* [Given request] Reproduce every line of the listing as written, apart from the pictures.
================
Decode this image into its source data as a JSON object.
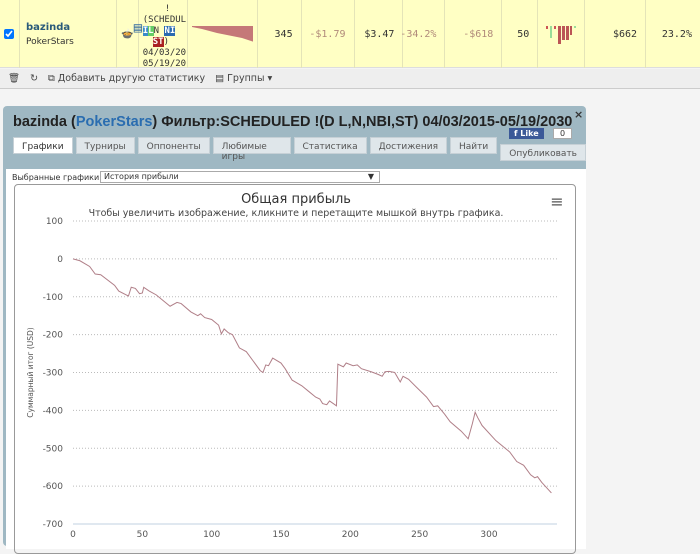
{
  "row": {
    "player": "bazinda",
    "site": "PokerStars",
    "filter_lines": [
      "!",
      "(SCHEDUL"
    ],
    "badges": [
      "I",
      "L",
      "N",
      "NI",
      "ST"
    ],
    "filter_tail": ")",
    "dates": [
      "04/03/20",
      "05/19/20"
    ],
    "games": "345",
    "avg_profit": "-$1.79",
    "avg_stake": "$3.47",
    "roi": "-34.2%",
    "total_profit": "-$618",
    "entries": "50",
    "total_stake": "$662",
    "itm": "23.2%"
  },
  "toolbar": {
    "add_stat": "Добавить другую статистику",
    "groups": "Группы"
  },
  "panel": {
    "player": "bazinda",
    "site": "PokerStars",
    "filter": "Фильтр:SCHEDULED !(D L,N,NBI,ST) 04/03/2015-05/19/2030",
    "like": "Like",
    "like_count": "0",
    "close": "×",
    "tabs": [
      "Графики",
      "Турниры",
      "Оппоненты",
      "Любимые игры",
      "Статистика",
      "Достижения",
      "Найти"
    ],
    "publish": "Опубликовать",
    "select_label": "Выбранные графики:",
    "select_value": "История прибыли"
  },
  "chart_data": {
    "type": "line",
    "title": "Общая прибыль",
    "subtitle": "Чтобы увеличить изображение, кликните и перетащите мышкой внутрь графика.",
    "ylabel": "Суммарный итог (USD)",
    "xlabel": "",
    "xlim": [
      0,
      350
    ],
    "ylim": [
      -700,
      100
    ],
    "xticks": [
      0,
      50,
      100,
      150,
      200,
      250,
      300
    ],
    "yticks": [
      100,
      0,
      -100,
      -200,
      -300,
      -400,
      -500,
      -600,
      -700
    ],
    "grid": true,
    "color": "#b07f88",
    "points": [
      [
        0,
        0
      ],
      [
        5,
        -5
      ],
      [
        12,
        -20
      ],
      [
        16,
        -40
      ],
      [
        20,
        -42
      ],
      [
        30,
        -70
      ],
      [
        33,
        -85
      ],
      [
        40,
        -98
      ],
      [
        42,
        -75
      ],
      [
        45,
        -78
      ],
      [
        48,
        -92
      ],
      [
        50,
        -90
      ],
      [
        51,
        -75
      ],
      [
        55,
        -85
      ],
      [
        60,
        -95
      ],
      [
        70,
        -125
      ],
      [
        75,
        -115
      ],
      [
        78,
        -118
      ],
      [
        85,
        -140
      ],
      [
        90,
        -150
      ],
      [
        92,
        -145
      ],
      [
        95,
        -155
      ],
      [
        100,
        -160
      ],
      [
        105,
        -175
      ],
      [
        107,
        -198
      ],
      [
        109,
        -185
      ],
      [
        112,
        -195
      ],
      [
        115,
        -200
      ],
      [
        120,
        -235
      ],
      [
        125,
        -245
      ],
      [
        130,
        -270
      ],
      [
        135,
        -295
      ],
      [
        137,
        -300
      ],
      [
        139,
        -280
      ],
      [
        141,
        -282
      ],
      [
        144,
        -262
      ],
      [
        150,
        -275
      ],
      [
        153,
        -290
      ],
      [
        158,
        -320
      ],
      [
        165,
        -335
      ],
      [
        170,
        -350
      ],
      [
        175,
        -365
      ],
      [
        178,
        -370
      ],
      [
        180,
        -382
      ],
      [
        183,
        -385
      ],
      [
        185,
        -375
      ],
      [
        190,
        -388
      ],
      [
        191,
        -278
      ],
      [
        195,
        -285
      ],
      [
        197,
        -275
      ],
      [
        202,
        -282
      ],
      [
        205,
        -280
      ],
      [
        208,
        -290
      ],
      [
        215,
        -298
      ],
      [
        220,
        -305
      ],
      [
        223,
        -310
      ],
      [
        225,
        -298
      ],
      [
        228,
        -297
      ],
      [
        232,
        -300
      ],
      [
        236,
        -325
      ],
      [
        238,
        -310
      ],
      [
        242,
        -318
      ],
      [
        248,
        -340
      ],
      [
        255,
        -365
      ],
      [
        260,
        -390
      ],
      [
        263,
        -388
      ],
      [
        268,
        -410
      ],
      [
        272,
        -430
      ],
      [
        280,
        -455
      ],
      [
        285,
        -475
      ],
      [
        288,
        -435
      ],
      [
        290,
        -405
      ],
      [
        292,
        -420
      ],
      [
        295,
        -440
      ],
      [
        305,
        -480
      ],
      [
        315,
        -510
      ],
      [
        320,
        -535
      ],
      [
        325,
        -545
      ],
      [
        330,
        -570
      ],
      [
        333,
        -578
      ],
      [
        335,
        -575
      ],
      [
        338,
        -590
      ],
      [
        345,
        -618
      ]
    ]
  }
}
================
* [Expected output]
Decode this image into its source data as a JSON object.
{
  "row": {
    "player": "bazinda",
    "site": "PokerStars",
    "filter_lines": [
      "!",
      "(SCHEDUL"
    ],
    "badges": [
      "I",
      "L",
      "N",
      "NI",
      "ST"
    ],
    "filter_tail": ")",
    "dates": [
      "04/03/20",
      "05/19/20"
    ],
    "games": "345",
    "avg_profit": "-$1.79",
    "avg_stake": "$3.47",
    "roi": "-34.2%",
    "total_profit": "-$618",
    "entries": "50",
    "total_stake": "$662",
    "itm": "23.2%"
  },
  "toolbar": {
    "add_stat": "Добавить другую статистику",
    "groups": "Группы"
  },
  "panel": {
    "player": "bazinda",
    "site": "PokerStars",
    "filter": "Фильтр:SCHEDULED !(D L,N,NBI,ST) 04/03/2015-05/19/2030",
    "like": "Like",
    "like_count": "0",
    "close": "×",
    "tabs": [
      "Графики",
      "Турниры",
      "Оппоненты",
      "Любимые игры",
      "Статистика",
      "Достижения",
      "Найти"
    ],
    "publish": "Опубликовать",
    "select_label": "Выбранные графики:",
    "select_value": "История прибыли"
  },
  "chart_data": {
    "type": "line",
    "title": "Общая прибыль",
    "subtitle": "Чтобы увеличить изображение, кликните и перетащите мышкой внутрь графика.",
    "ylabel": "Суммарный итог (USD)",
    "xlabel": "",
    "xlim": [
      0,
      350
    ],
    "ylim": [
      -700,
      100
    ],
    "xticks": [
      0,
      50,
      100,
      150,
      200,
      250,
      300
    ],
    "yticks": [
      100,
      0,
      -100,
      -200,
      -300,
      -400,
      -500,
      -600,
      -700
    ],
    "grid": true,
    "color": "#b07f88",
    "points": [
      [
        0,
        0
      ],
      [
        5,
        -5
      ],
      [
        12,
        -20
      ],
      [
        16,
        -40
      ],
      [
        20,
        -42
      ],
      [
        30,
        -70
      ],
      [
        33,
        -85
      ],
      [
        40,
        -98
      ],
      [
        42,
        -75
      ],
      [
        45,
        -78
      ],
      [
        48,
        -92
      ],
      [
        50,
        -90
      ],
      [
        51,
        -75
      ],
      [
        55,
        -85
      ],
      [
        60,
        -95
      ],
      [
        70,
        -125
      ],
      [
        75,
        -115
      ],
      [
        78,
        -118
      ],
      [
        85,
        -140
      ],
      [
        90,
        -150
      ],
      [
        92,
        -145
      ],
      [
        95,
        -155
      ],
      [
        100,
        -160
      ],
      [
        105,
        -175
      ],
      [
        107,
        -198
      ],
      [
        109,
        -185
      ],
      [
        112,
        -195
      ],
      [
        115,
        -200
      ],
      [
        120,
        -235
      ],
      [
        125,
        -245
      ],
      [
        130,
        -270
      ],
      [
        135,
        -295
      ],
      [
        137,
        -300
      ],
      [
        139,
        -280
      ],
      [
        141,
        -282
      ],
      [
        144,
        -262
      ],
      [
        150,
        -275
      ],
      [
        153,
        -290
      ],
      [
        158,
        -320
      ],
      [
        165,
        -335
      ],
      [
        170,
        -350
      ],
      [
        175,
        -365
      ],
      [
        178,
        -370
      ],
      [
        180,
        -382
      ],
      [
        183,
        -385
      ],
      [
        185,
        -375
      ],
      [
        190,
        -388
      ],
      [
        191,
        -278
      ],
      [
        195,
        -285
      ],
      [
        197,
        -275
      ],
      [
        202,
        -282
      ],
      [
        205,
        -280
      ],
      [
        208,
        -290
      ],
      [
        215,
        -298
      ],
      [
        220,
        -305
      ],
      [
        223,
        -310
      ],
      [
        225,
        -298
      ],
      [
        228,
        -297
      ],
      [
        232,
        -300
      ],
      [
        236,
        -325
      ],
      [
        238,
        -310
      ],
      [
        242,
        -318
      ],
      [
        248,
        -340
      ],
      [
        255,
        -365
      ],
      [
        260,
        -390
      ],
      [
        263,
        -388
      ],
      [
        268,
        -410
      ],
      [
        272,
        -430
      ],
      [
        280,
        -455
      ],
      [
        285,
        -475
      ],
      [
        288,
        -435
      ],
      [
        290,
        -405
      ],
      [
        292,
        -420
      ],
      [
        295,
        -440
      ],
      [
        305,
        -480
      ],
      [
        315,
        -510
      ],
      [
        320,
        -535
      ],
      [
        325,
        -545
      ],
      [
        330,
        -570
      ],
      [
        333,
        -578
      ],
      [
        335,
        -575
      ],
      [
        338,
        -590
      ],
      [
        345,
        -618
      ]
    ]
  }
}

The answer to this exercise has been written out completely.